United States District Court, D. Minnesota

May 29, 2019

Creekview of Hugo Association, Inc., Plaintiff,
v.
Owners Insurance Company, Defendant.

          Adina R. Bergstrom, Kayla M. Cottier, and Brenda M. Sauro, Sauro & Bergstrom, PLLC, Oakdale, MN, for Plaintiff Creekview of Hugo Association, Inc.

          Brock P. Alton, Gislason & Hunter LLP, Minneapolis, MN, for Defendant Owners Insurance Company.

          OPINION AND ORDER

          Eric C. Tostrud United States District Court Judge

         The multi-building Creekview of Hugo Townhomes complex (the “Property”) was damaged by a large wind and hail storm on June 11, 2017. At the time of the storm, the Property was insured under a policy issued by Defendant Owners Insurance Company. Owners and the Property's homeowners association, Plaintiff Creekview of Hugo Association, Inc. (“Creekview”), dispute the amount currently owed under the policy, even following an appraisal conducted pursuant to the policy and Minnesota statute. Creekview filed a motion in Washington County District Court seeking confirmation of the appraisal award and an order requiring Owners to pay the $374, 838.63 Creekview contends was still owed under the appraisal, [1] plus pre-award and post-award interest, costs, and fees. Owners removed to federal court on the basis of diversity jurisdiction, which exists here because the Parties are of diverse citizenship and the amount in controversy well exceeds the $75, 000 threshold.[2] See ECF No. 1 at 3-4; 28 U.S.C. § 1332(a). Creekview's motion will be granted in part and denied in part.

         I

         The Parties seem to agree on the broad outline of the facts: The Property was damaged by wind and hail on June 11, 2017. Mem. in Supp. at 3 [ECF No. 4]; Mem. in Opp'n at 3-4 [ECF No. 9]. At the time, Creekview was covered under an insurance policy issued by Owners that covered the replacement cost of just such a covered loss. Mem. in Supp. at 3; Mem. in Opp'n at 3-4; see also Cottier Aff. Ex. A at ¶ 00 02 01 87 (“Policy”) at 12 [ECF No. 5-1 at 47-67].

--------------------------------

Parts of the exercise:
a: List every person named in the court opinion.
b: Pick up the court opinion on the Creekview storm insurance dispute at the point where it stops, and continue it.

Collected data:

--------------------------------

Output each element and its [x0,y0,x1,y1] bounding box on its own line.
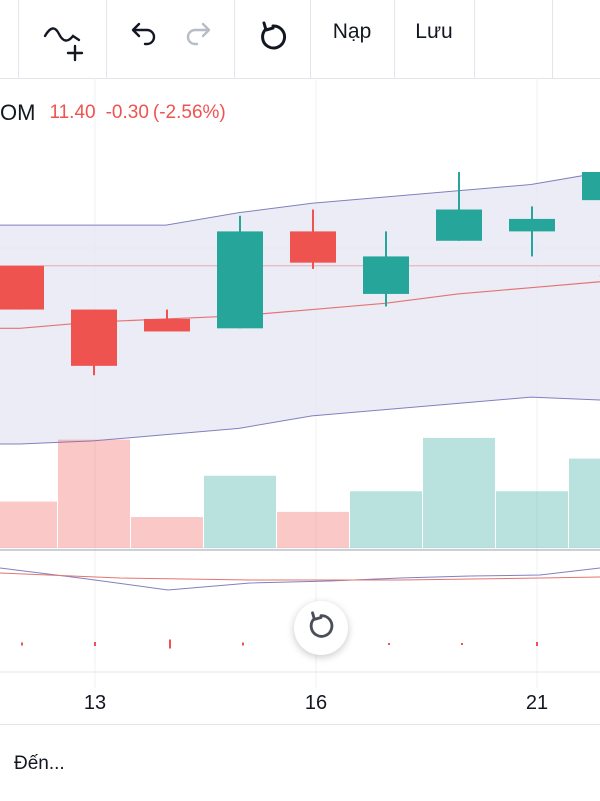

--------------------------------

Answers per task:
a: Adina R. Bergstrom, Kayla M. Cottier, Brenda M. Sauro, Brock P. Alton, Eric C. Tostrud

b:
         The policy provides that, in general, Owners “will not pay on a replacement cost basis for any loss or damage . . . [u]ntil the lost or damaged property is actually repaired or replaced; and . . . [u]nless the repairs or replacement are made as soon as reasonably possible after the loss or damage.” Policy at 12-13. But even if the insured initially “make[s] a claim for loss or damage . . . on an actual cash value basis instead of on a replacement cost basis, ” it may-and here, Creekview did-subsequently “make a claim on a replacement cost basis” if it does so timely. Id. at 12. When a claim proceeds in that manner, Owners follows a two-step claims-payment process: first, it issues payment for the actual cash value of the loss-that is, the replacement cost minus depreciation-and then, after repairs are complete, it issues the amount withheld for depreciation, called the “recoverable depreciation” or “depreciation holdback.” Mem. in Supp. at 3 (citing Policy at 12); see also Mem. in Opp'n at 4. The policy caps Owners' obligation on replacement cost at either the amount actually spent to repair or replace the damaged property or the cost to repair or replace the damaged property with other property of comparable quality and used for the same purpose, whichever is less. Policy at 13.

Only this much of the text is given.